== Check your understanding ==
A. Copy the cryptography project text from "Performance is affected" up to and including "Shift Register), etc...".
B. Please answer these questions using the cryptography project text, and mark your answers the same way:
(i) Which two style guidelines must source code in the repository conform to?
(ii) In which class is the REPRODUCIBLE parameter found?
(iii) What does LFSR stand for?
C. Continue the cryptography project text from its final line.

== Text for analysis ==
[Start of section]

Performance is affected by the platform on which the implementation is supposed
to run.  All these imponderables tend to blur the vision of the designer and/or
architect; as a consequence they then choose _one_ algorithm, usually the most
talked about in the magazines they read and forget about it.

Here is a list of features such tools may offer:

* measuring dispersion (white noise quality) with prng implementations,
* pattern detection in cipher output.
* compose, and why not through a GUI :-), ciphers from more basic objects:
  SBox, Feistel, LFSR (Linear Feedback Shift Register), etc...
* comparing output with published test vectors.


6. Coding Style
----------------
Source code in the repository must be written in conformance to the Coding
Style guidelines used in this project; i.e.:

JavaStyle <http://www.gnu.org/software/classpathx/crypto/guide/JavaStyle.html>,
AntStyle <http://www.gnu.org/software/classpathx/crypto/guide/AntStyle.html>.


7. Configuration Parameters
----------------------------
There are two parameters that would impact the behaviour of the binaries.  These
are:

	* DO_MILLER_RABIN: in gnu.crypto.util.Prime, and
	* REPRODUCIBLE: in gnu.crypto.util.PRNG.

[End of section]

(Page segmentation data)
[Start of section]

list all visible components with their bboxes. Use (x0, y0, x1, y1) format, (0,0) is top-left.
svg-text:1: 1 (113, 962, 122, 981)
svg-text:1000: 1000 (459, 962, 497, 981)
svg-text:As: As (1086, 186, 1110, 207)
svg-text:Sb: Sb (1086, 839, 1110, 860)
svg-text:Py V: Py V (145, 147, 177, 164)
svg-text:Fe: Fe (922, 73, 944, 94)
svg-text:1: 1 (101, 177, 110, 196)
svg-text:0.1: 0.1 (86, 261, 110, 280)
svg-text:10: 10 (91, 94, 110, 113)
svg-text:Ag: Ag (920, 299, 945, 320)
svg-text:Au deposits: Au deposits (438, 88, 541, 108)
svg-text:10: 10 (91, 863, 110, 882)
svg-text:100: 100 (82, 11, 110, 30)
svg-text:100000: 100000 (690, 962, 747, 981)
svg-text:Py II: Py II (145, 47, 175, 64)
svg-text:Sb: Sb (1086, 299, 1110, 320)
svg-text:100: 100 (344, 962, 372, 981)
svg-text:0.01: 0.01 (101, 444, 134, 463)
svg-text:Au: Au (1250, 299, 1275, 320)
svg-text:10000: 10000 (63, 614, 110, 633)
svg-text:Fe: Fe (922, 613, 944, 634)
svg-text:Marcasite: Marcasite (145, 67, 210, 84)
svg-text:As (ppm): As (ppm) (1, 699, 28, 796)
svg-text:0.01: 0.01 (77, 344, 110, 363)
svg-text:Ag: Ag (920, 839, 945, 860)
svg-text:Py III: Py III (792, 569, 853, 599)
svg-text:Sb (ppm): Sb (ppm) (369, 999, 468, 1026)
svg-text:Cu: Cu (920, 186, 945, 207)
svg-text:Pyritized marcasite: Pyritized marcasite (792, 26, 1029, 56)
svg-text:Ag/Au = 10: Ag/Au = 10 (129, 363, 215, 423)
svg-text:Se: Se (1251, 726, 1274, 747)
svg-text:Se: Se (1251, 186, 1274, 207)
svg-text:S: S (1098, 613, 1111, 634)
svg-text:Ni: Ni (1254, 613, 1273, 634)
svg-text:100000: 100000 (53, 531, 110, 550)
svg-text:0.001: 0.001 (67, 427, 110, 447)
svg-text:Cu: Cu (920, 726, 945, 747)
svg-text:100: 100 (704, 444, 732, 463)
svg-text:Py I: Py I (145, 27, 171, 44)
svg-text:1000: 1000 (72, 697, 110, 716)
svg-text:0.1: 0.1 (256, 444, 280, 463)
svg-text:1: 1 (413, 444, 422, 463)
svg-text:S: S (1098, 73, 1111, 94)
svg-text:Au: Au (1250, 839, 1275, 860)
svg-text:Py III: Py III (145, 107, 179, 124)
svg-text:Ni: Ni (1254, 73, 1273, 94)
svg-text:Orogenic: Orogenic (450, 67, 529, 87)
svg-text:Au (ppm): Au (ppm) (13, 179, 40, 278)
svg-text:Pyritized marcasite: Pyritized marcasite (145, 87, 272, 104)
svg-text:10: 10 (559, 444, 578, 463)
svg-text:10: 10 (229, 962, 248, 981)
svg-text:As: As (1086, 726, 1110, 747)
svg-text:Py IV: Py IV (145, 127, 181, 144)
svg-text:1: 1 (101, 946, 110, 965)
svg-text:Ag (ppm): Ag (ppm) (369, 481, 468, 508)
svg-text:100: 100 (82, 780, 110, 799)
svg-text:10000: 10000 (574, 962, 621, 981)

[End of section]

== Answer section ==
A.
Performance is affected by the platform on which the implementation is supposed
to run.  All these imponderables tend to blur the vision of the designer and/or
architect; as a consequence they then choose _one_ algorithm, usually the most
talked about in the magazines they read and forget about it.

Here is a list of features such tools may offer:

* measuring dispersion (white noise quality) with prng implementations,
* pattern detection in cipher output.
* compose, and why not through a GUI :-), ciphers from more basic objects:
  SBox, Feistel, LFSR (Linear Feedback Shift Register), etc...

B.
(i) JavaStyle and AntStyle.
(ii) gnu.crypto.util.PRNG.
(iii) Linear Feedback Shift Register.

C.
7.1. DO_MILLER_RABIN
.....................
In various places throughout this library, large positive prime numbers are
generated and used; e.g. keypair generation, digital signature scheme signing
process.  When needing to test the probable primality of such numbers, the code
in this library invokes the method Prime.isProbablePrime(x), which is then
translated into Prime.isProbablePrime(x, DO_MILLER_RABIN).  By default, this
constant --DO_MILLER_RABIN-- is set to FALSE, implying that if the designated
number passes Euler Criterion (a Java port of Colin Plumb implementation in C,
included in his bnlib version 1.1) the number is then declared a probable prime
and no further tests are carried out.  This is in agreement to Colin's comment
in the code that "...everything else is just gravy..."  However, if you wish to
change this behaviour to conduct a Miller-Rabin strong probabilistic primality
test as described in the literature, then you should change the value of this
constant --DO_MILLER_RABIN-- to TRUE _and_ regenerate the binaries (jars) --if
using ANT, by invoking:

	ant jar

Doing so, causes an (additional) invocation to the Prime.passMillerRabin(x)
method, if the designated number passes all other tests.  The final result
becomes then that of the Prime.passMillerRabin() method.

7.2. REPRODUCIBLE
..................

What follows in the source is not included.